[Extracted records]
━━━━
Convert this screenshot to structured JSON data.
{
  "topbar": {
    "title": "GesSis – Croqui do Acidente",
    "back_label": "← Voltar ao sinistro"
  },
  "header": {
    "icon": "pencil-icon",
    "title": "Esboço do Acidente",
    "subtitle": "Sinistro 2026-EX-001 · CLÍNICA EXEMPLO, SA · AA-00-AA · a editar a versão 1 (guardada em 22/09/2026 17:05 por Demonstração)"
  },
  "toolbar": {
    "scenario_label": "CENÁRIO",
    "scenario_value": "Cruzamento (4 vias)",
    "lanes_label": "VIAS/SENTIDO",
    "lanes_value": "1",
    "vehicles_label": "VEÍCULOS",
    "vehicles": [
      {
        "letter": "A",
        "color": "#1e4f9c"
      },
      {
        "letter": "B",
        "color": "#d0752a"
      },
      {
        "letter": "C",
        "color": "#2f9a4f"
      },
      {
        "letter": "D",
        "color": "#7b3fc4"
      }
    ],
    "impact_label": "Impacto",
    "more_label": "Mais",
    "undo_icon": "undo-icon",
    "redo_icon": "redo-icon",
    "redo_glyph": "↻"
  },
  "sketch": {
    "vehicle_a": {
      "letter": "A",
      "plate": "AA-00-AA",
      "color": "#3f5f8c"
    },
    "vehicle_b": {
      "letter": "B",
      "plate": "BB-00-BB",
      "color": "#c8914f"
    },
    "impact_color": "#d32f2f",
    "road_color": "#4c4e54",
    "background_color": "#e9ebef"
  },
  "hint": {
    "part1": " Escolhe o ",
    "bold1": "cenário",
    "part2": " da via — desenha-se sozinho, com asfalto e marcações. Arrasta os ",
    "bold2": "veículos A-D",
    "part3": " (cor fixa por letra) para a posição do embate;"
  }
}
━━━━
• Task details:
Take the data above and return it exactly.

• Reply to the task:
Convert this screenshot to structured JSON data.
{
  "topbar": {
    "title": "GesSis – Croqui do Acidente",
    "back_label": "← Voltar ao sinistro"
  },
  "header": {
    "icon": "pencil-icon",
    "title": "Esboço do Acidente",
    "subtitle": "Sinistro 2026-EX-001 · CLÍNICA EXEMPLO, SA · AA-00-AA · a editar a versão 1 (guardada em 22/09/2026 17:05 por Demonstração)"
  },
  "toolbar": {
    "scenario_label": "CENÁRIO",
    "scenario_value": "Cruzamento (4 vias)",
    "lanes_label": "VIAS/SENTIDO",
    "lanes_value": "1",
    "vehicles_label": "VEÍCULOS",
    "vehicles": [
      {
        "letter": "A",
        "color": "#1e4f9c"
      },
      {
        "letter": "B",
        "color": "#d0752a"
      },
      {
        "letter": "C",
        "color": "#2f9a4f"
      },
      {
        "letter": "D",
        "color": "#7b3fc4"
      }
    ],
    "impact_label": "Impacto",
    "more_label": "Mais",
    "undo_icon": "undo-icon",
    "redo_icon": "redo-icon",
    "redo_glyph": "↻"
  },
  "sketch": {
    "vehicle_a": {
      "letter": "A",
      "plate": "AA-00-AA",
      "color": "#3f5f8c"
    },
    "vehicle_b": {
      "letter": "B",
      "plate": "BB-00-BB",
      "color": "#c8914f"
    },
    "impact_color": "#d32f2f",
    "road_color": "#4c4e54",
    "background_color": "#e9ebef"
  },
  "hint": {
    "part1": " Escolhe o ",
    "bold1": "cenário",
    "part2": " da via — desenha-se sozinho, com asfalto e marcações. Arrasta os ",
    "bold2": "veículos A-D",
    "part3": " (cor fixa por letra) para a posição do embate;"
  }
}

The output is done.